DATA —

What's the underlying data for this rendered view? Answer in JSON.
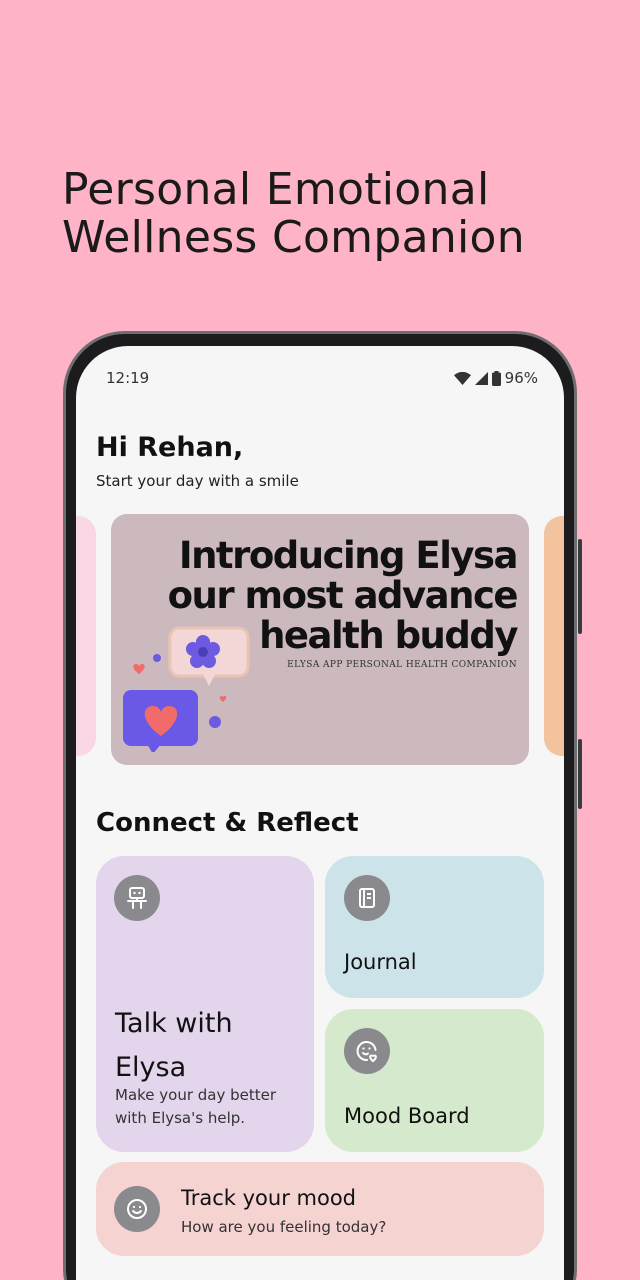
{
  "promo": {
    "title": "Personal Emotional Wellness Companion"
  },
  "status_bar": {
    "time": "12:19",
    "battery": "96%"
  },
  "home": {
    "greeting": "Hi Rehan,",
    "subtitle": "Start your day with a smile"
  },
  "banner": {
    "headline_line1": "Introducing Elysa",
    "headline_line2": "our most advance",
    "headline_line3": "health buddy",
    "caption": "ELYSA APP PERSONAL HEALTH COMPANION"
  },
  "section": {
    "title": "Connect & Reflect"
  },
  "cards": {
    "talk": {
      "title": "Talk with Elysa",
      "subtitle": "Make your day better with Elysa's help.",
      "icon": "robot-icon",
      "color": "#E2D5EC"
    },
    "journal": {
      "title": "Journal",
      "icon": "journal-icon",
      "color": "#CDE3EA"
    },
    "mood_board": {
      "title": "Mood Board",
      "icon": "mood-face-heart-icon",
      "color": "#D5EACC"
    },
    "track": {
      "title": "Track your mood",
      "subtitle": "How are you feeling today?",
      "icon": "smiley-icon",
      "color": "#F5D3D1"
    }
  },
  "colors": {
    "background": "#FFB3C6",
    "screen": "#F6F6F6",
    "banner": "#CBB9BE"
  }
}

--

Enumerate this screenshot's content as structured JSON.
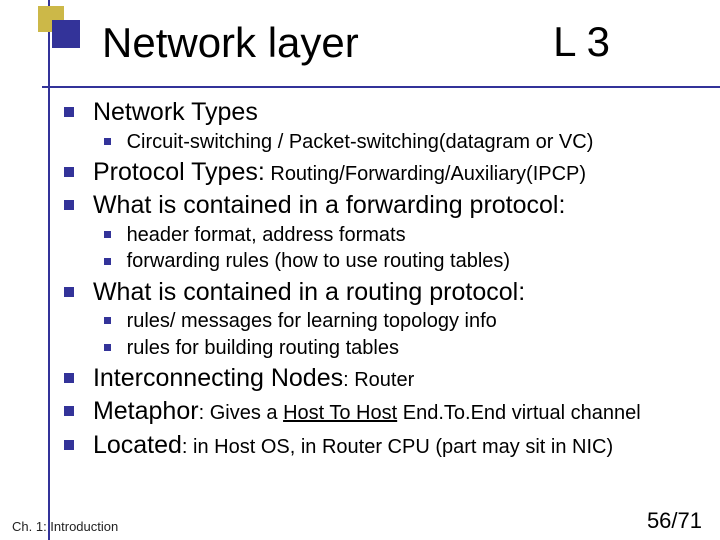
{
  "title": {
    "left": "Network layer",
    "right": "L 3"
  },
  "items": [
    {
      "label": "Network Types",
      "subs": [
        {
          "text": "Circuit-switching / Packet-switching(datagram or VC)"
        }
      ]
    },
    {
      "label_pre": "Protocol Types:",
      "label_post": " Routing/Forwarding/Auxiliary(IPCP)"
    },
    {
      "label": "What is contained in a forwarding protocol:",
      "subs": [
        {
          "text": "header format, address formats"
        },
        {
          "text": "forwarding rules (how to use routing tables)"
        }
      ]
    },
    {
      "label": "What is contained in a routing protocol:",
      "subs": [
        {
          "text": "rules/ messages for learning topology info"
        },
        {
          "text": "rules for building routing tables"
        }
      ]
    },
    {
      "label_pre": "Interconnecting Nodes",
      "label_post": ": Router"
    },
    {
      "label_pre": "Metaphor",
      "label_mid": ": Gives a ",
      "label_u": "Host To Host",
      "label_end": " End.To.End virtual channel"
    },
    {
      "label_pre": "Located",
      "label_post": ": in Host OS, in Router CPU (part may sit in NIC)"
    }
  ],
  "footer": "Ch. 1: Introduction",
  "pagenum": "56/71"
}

...

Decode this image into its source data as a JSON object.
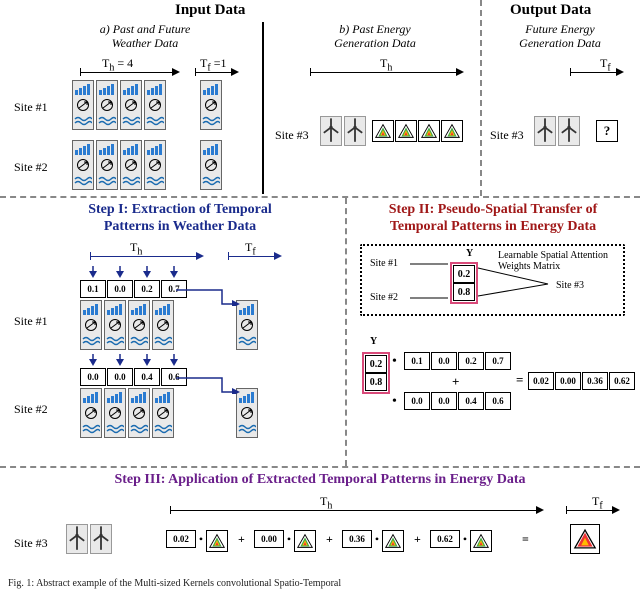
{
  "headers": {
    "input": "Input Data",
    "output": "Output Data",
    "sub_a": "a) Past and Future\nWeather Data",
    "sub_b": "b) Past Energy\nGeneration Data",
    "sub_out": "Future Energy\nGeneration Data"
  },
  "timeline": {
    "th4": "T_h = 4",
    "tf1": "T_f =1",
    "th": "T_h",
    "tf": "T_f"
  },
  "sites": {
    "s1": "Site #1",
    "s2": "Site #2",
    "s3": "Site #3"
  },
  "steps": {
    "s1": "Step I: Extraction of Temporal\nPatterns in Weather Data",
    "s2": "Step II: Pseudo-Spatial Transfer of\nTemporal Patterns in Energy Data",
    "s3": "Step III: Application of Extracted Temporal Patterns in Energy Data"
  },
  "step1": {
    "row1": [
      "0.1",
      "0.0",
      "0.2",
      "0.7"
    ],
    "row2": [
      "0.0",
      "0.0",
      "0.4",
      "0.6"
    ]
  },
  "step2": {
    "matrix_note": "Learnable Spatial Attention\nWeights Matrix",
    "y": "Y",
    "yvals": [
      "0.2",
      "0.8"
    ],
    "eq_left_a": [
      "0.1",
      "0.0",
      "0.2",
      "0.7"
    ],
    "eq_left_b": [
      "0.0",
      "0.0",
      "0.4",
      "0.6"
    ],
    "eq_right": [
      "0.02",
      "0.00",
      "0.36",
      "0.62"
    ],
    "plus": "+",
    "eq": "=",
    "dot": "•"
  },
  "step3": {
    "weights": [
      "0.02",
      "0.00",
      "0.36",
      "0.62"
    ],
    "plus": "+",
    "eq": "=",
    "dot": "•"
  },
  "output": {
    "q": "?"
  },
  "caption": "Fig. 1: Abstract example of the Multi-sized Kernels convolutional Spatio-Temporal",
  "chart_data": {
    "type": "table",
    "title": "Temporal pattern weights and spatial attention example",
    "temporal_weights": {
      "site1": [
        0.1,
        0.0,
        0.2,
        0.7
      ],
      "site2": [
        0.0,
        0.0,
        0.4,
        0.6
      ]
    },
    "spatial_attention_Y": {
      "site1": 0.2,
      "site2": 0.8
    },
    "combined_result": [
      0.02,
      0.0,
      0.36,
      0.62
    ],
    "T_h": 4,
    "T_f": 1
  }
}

REQUEST —
Reproduce every line from the entries that holds the word "Host".

TASK OUTPUT —
      "label_u": "Host To Host",
      "label_post": ": in Host OS, in Router CPU (part may sit in NIC)"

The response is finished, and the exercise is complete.